Exercise task: Check every line of the entries for "pays", and copy the lines that hold it.

━━━━━━━━━━━━━━━━

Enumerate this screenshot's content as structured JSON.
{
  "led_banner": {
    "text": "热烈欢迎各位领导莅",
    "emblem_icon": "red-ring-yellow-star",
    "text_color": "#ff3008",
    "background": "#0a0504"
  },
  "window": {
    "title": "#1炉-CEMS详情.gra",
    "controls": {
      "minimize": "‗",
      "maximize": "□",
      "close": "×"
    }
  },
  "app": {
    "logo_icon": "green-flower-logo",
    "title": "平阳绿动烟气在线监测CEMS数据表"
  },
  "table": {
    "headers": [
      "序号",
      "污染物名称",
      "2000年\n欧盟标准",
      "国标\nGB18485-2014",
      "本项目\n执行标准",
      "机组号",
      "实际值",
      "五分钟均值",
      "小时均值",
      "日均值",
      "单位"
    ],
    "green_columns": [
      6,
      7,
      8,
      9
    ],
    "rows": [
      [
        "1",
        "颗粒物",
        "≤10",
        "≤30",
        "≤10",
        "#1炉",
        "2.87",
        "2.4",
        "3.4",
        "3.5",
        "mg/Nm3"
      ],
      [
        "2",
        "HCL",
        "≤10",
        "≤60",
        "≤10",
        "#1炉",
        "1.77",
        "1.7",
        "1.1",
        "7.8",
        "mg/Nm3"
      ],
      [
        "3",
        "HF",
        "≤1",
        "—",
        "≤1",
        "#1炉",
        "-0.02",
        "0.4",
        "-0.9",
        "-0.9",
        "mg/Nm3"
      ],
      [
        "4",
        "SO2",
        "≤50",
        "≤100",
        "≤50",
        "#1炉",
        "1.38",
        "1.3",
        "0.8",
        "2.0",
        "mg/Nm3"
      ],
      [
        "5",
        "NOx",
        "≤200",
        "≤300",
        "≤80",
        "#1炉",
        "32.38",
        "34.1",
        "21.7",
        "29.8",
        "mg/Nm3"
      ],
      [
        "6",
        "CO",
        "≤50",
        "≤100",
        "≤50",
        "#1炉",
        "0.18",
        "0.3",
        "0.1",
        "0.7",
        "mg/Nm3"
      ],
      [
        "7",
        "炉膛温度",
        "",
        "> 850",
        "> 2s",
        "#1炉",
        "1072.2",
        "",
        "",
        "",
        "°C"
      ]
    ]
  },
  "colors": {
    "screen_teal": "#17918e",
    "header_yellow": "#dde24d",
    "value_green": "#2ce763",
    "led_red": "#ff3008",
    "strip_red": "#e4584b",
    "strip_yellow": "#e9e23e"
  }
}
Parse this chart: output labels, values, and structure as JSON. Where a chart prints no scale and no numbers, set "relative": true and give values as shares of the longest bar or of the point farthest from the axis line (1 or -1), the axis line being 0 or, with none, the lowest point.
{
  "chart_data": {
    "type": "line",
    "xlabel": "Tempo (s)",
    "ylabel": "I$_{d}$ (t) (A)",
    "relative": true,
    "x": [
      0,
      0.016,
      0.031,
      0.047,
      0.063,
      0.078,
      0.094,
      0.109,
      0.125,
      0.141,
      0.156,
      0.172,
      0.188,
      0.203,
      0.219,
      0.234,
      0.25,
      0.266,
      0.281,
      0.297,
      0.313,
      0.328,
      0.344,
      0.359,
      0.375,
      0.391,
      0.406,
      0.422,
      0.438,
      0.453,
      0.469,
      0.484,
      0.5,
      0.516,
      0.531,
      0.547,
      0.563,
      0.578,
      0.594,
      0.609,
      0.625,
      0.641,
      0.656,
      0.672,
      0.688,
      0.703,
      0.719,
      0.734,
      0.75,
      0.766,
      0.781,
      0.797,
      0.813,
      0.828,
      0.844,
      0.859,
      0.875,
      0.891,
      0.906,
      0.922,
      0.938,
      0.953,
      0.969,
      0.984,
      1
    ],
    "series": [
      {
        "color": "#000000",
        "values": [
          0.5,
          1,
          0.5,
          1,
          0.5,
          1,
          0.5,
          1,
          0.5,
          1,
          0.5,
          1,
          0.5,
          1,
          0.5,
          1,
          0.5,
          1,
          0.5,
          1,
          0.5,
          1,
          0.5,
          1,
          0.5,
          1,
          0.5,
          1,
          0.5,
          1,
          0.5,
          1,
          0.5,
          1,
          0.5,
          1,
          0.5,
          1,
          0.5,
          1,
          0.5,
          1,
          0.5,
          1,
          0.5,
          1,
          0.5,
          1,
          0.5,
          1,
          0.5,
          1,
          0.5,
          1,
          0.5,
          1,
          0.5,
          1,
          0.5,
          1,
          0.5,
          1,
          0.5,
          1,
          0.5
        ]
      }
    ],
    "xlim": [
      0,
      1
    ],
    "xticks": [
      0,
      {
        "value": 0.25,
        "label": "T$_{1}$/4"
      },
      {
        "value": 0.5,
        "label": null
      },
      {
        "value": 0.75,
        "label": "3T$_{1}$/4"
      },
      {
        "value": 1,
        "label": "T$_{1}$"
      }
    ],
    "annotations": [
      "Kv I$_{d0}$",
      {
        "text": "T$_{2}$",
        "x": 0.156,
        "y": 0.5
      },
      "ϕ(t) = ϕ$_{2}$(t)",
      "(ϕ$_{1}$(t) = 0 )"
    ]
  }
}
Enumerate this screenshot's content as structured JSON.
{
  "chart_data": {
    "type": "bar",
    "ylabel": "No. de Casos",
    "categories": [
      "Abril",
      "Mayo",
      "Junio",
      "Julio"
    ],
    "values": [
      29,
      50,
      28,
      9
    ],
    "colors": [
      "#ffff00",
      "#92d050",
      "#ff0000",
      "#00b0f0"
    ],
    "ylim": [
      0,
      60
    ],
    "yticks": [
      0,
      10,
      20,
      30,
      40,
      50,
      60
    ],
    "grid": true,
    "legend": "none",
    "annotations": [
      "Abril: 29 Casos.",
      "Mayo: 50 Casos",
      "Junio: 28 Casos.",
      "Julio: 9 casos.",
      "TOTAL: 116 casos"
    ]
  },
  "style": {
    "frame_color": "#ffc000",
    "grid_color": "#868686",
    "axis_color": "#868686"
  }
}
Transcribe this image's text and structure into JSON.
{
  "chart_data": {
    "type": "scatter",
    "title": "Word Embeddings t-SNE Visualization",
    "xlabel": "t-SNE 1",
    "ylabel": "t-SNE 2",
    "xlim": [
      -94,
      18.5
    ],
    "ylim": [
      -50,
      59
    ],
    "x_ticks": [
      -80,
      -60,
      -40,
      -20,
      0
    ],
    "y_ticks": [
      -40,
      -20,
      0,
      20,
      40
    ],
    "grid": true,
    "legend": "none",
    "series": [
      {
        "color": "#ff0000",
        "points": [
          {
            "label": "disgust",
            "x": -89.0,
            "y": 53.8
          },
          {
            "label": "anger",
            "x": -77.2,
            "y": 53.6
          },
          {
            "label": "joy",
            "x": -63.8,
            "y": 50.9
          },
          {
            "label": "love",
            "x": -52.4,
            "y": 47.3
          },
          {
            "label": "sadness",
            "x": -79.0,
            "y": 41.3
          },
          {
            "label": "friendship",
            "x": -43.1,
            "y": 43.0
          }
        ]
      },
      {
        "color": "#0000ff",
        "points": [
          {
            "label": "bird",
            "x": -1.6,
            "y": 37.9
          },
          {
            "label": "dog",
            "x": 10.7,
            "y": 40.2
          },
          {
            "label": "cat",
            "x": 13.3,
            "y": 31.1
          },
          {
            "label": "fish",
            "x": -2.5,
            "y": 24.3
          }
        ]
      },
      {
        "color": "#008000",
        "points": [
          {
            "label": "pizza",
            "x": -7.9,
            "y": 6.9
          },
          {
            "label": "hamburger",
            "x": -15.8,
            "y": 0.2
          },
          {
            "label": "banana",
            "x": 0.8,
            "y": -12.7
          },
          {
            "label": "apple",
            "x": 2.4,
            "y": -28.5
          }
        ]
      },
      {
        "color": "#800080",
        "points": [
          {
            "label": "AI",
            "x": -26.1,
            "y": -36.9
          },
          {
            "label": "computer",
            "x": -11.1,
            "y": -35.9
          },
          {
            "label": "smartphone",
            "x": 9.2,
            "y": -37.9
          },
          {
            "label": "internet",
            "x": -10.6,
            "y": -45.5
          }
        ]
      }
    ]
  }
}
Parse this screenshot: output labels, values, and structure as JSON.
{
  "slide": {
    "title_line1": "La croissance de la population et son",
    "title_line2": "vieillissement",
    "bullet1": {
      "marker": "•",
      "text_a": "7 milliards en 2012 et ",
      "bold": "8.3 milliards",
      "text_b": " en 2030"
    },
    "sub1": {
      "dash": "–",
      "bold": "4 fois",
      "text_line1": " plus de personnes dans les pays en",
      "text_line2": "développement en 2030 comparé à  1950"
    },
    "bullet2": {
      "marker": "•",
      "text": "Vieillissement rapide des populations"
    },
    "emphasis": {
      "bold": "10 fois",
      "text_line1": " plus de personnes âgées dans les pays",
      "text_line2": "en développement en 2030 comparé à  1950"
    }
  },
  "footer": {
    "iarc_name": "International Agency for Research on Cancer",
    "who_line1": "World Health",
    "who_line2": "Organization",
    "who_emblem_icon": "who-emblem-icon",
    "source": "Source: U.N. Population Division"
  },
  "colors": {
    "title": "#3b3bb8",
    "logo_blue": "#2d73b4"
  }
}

━━━━━━━━━━━━━━━━

Response to this task:
      "text_line1": " plus de personnes dans les pays en",
      "text_line1": " plus de personnes âgées dans les pays",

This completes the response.